▶ [LESETEXT]

Diese Lok weckt und weckte schon immer Begehrlichkeiten bei deutschen Eisenbahnfreunden, auch vor der Wiedervereinigung schon - wobei die oftmals verwendete Formulierung, die Lok nach Deutschland "heim" zu holen, absurd ist: Außer der geschmacklosen sprachlichen Analogie an unsägliche Zeiten sei auch noch daran erinnert, dass diese Lok auf dem Gebiet des heutigen Polen ihre Wiege hatte und wohl Zeit ihres Lebens dort stationiert war - (alt-)bundesrepublikanische Geleise dürfte sie wohl nie unter ihren Rädern gehabt haben. Und, wie Knipping/ Hütter/ Wenzel völlig zu recht und eindeutig zur P 6/ Oi2-29 ausführen, sind solche Lokomotiven "nicht wie gelegentlich phantasiert stille Reserve für den zukünftigen Bedarf einer zahlungskräftigen deutschen Museumsbahn und oder gar ... Verfügungsmasse für neuerliches Anspruchsdenken gegen unser Nachbarland, sondern ... wertvolle Erinnerungsstück(e) aus preußischer und polnischer Eisenbahngeschichte des 20. Jahrhunderts..." (a.a.O., S. 351).

▶ [AUFGABE 1] Gib den Text über die Lokomotive vollständig und wortgetreu wieder.

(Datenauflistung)
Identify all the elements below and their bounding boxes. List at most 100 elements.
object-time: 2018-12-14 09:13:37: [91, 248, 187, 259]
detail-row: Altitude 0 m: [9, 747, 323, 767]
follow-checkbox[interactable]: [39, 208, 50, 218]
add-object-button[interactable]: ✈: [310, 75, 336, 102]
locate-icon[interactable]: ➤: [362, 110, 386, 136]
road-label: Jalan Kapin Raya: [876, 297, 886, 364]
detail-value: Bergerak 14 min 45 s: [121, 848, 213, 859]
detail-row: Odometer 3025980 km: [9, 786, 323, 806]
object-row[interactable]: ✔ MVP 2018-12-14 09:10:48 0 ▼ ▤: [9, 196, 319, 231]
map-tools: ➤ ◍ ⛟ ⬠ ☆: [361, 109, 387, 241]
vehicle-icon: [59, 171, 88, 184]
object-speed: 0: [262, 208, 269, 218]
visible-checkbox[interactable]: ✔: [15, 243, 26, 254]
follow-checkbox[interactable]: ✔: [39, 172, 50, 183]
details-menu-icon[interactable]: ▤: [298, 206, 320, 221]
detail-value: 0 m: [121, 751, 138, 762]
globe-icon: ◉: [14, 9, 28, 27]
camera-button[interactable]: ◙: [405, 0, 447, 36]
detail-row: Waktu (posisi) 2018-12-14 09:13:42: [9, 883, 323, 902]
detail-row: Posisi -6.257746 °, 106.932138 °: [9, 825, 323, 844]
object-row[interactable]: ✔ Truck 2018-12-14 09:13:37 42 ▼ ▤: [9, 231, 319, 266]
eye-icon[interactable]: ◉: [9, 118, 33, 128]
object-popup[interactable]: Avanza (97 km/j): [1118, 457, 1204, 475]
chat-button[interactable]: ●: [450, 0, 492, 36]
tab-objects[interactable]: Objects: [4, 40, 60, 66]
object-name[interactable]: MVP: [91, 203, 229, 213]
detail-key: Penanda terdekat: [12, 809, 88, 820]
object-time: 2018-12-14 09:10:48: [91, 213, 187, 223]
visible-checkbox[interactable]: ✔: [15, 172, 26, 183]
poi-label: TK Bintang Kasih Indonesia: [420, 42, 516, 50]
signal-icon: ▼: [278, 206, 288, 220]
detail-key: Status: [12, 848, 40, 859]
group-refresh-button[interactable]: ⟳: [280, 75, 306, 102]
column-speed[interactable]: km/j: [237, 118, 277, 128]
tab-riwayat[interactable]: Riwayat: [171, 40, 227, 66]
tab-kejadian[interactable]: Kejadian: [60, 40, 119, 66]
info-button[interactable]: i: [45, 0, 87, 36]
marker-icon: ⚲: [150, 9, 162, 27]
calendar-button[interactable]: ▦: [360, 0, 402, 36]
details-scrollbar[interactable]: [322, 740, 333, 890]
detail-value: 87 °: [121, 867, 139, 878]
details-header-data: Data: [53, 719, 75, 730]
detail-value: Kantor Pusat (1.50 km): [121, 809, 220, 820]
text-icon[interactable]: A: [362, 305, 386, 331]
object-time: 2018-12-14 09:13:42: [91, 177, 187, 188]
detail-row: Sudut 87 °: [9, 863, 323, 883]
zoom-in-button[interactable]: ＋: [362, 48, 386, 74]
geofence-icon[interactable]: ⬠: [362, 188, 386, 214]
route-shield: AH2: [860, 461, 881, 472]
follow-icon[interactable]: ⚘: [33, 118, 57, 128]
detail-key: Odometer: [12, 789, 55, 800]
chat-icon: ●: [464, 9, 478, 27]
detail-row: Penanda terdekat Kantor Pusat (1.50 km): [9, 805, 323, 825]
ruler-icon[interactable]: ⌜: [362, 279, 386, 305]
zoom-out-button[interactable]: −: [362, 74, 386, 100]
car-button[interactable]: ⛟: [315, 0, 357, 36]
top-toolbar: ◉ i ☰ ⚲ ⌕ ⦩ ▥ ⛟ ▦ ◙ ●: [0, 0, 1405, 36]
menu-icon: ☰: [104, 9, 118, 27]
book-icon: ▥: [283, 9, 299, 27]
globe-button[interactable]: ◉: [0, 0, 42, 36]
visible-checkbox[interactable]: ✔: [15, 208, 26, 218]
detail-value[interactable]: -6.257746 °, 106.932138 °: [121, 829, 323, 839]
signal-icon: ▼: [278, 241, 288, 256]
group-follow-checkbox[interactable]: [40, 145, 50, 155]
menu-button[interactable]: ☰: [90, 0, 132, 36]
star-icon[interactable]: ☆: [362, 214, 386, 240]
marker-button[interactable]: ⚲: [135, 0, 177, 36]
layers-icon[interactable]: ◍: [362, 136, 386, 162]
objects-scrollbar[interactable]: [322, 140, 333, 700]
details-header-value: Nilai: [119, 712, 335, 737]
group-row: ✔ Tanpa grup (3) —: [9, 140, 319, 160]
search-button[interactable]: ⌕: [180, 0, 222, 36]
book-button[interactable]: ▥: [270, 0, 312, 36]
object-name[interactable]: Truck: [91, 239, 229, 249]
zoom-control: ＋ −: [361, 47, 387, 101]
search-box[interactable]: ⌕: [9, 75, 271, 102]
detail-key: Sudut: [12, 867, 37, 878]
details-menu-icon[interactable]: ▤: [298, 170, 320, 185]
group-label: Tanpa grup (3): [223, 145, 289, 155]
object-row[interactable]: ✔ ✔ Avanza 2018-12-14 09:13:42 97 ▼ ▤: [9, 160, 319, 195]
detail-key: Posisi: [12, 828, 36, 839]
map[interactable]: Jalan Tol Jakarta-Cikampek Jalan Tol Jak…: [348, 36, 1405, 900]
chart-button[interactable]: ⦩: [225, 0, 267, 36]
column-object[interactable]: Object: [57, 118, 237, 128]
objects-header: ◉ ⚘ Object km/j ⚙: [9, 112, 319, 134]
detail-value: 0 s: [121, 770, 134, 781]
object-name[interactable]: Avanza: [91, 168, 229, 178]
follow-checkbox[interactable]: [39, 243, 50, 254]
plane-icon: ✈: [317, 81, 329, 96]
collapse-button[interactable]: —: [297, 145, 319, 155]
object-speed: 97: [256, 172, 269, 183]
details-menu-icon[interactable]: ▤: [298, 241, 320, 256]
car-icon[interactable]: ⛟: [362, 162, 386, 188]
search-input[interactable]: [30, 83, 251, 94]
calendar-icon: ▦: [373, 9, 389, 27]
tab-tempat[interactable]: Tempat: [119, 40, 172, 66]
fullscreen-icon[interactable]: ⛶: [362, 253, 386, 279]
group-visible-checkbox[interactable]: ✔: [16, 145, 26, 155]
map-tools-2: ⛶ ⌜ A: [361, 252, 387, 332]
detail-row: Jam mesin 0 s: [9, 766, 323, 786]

▶ [AUFGABE 2] Aktualisiere in den Einträgen die Zeilen vom Anfang bis einschließlich der Zeile mit „object-name[interactable]: MVP: [91, 203, 229, 213]“ und ersetze darin „detail-row“ durch „info-row“, ohne sonst etwas zu ändern.

▶ [SCHRIFTLICHE ANTWORT 1]
Diese Lok weckt und weckte schon immer Begehrlichkeiten bei deutschen Eisenbahnfreunden, auch vor der Wiedervereinigung schon - wobei die oftmals verwendete Formulierung, die Lok nach Deutschland "heim" zu holen, absurd ist: Außer der geschmacklosen sprachlichen Analogie an unsägliche Zeiten sei auch noch daran erinnert, dass diese Lok auf dem Gebiet des heutigen Polen ihre Wiege hatte und wohl Zeit ihres Lebens dort stationiert war - (alt-)bundesrepublikanische Geleise dürfte sie wohl nie unter ihren Rädern gehabt haben. Und, wie Knipping/ Hütter/ Wenzel völlig zu recht und eindeutig zur P 6/ Oi2-29 ausführen, sind solche Lokomotiven "nicht wie gelegentlich phantasiert stille Reserve für den zukünftigen Bedarf einer zahlungskräftigen deutschen Museumsbahn und oder gar ... Verfügungsmasse für neuerliches Anspruchsdenken gegen unser Nachbarland, sondern ... wertvolle Erinnerungsstück(e) aus preußischer und polnischer Eisenbahngeschichte des 20. Jahrhunderts..." (a.a.O., S. 351).

▶ [SCHRIFTLICHE ANTWORT 2]
Identify all the elements below and their bounding boxes. List at most 100 elements.
object-time: 2018-12-14 09:13:37: [91, 248, 187, 259]
info-row: Altitude 0 m: [9, 747, 323, 767]
follow-checkbox[interactable]: [39, 208, 50, 218]
add-object-button[interactable]: ✈: [310, 75, 336, 102]
locate-icon[interactable]: ➤: [362, 110, 386, 136]
road-label: Jalan Kapin Raya: [876, 297, 886, 364]
detail-value: Bergerak 14 min 45 s: [121, 848, 213, 859]
info-row: Odometer 3025980 km: [9, 786, 323, 806]
object-row[interactable]: ✔ MVP 2018-12-14 09:10:48 0 ▼ ▤: [9, 196, 319, 231]
map-tools: ➤ ◍ ⛟ ⬠ ☆: [361, 109, 387, 241]
vehicle-icon: [59, 171, 88, 184]
object-speed: 0: [262, 208, 269, 218]
visible-checkbox[interactable]: ✔: [15, 243, 26, 254]
follow-checkbox[interactable]: ✔: [39, 172, 50, 183]
details-menu-icon[interactable]: ▤: [298, 206, 320, 221]
detail-value: 0 m: [121, 751, 138, 762]
globe-icon: ◉: [14, 9, 28, 27]
camera-button[interactable]: ◙: [405, 0, 447, 36]
info-row: Waktu (posisi) 2018-12-14 09:13:42: [9, 883, 323, 902]
info-row: Posisi -6.257746 °, 106.932138 °: [9, 825, 323, 844]
object-row[interactable]: ✔ Truck 2018-12-14 09:13:37 42 ▼ ▤: [9, 231, 319, 266]
eye-icon[interactable]: ◉: [9, 118, 33, 128]
object-popup[interactable]: Avanza (97 km/j): [1118, 457, 1204, 475]
chat-button[interactable]: ●: [450, 0, 492, 36]
tab-objects[interactable]: Objects: [4, 40, 60, 66]
object-name[interactable]: MVP: [91, 203, 229, 213]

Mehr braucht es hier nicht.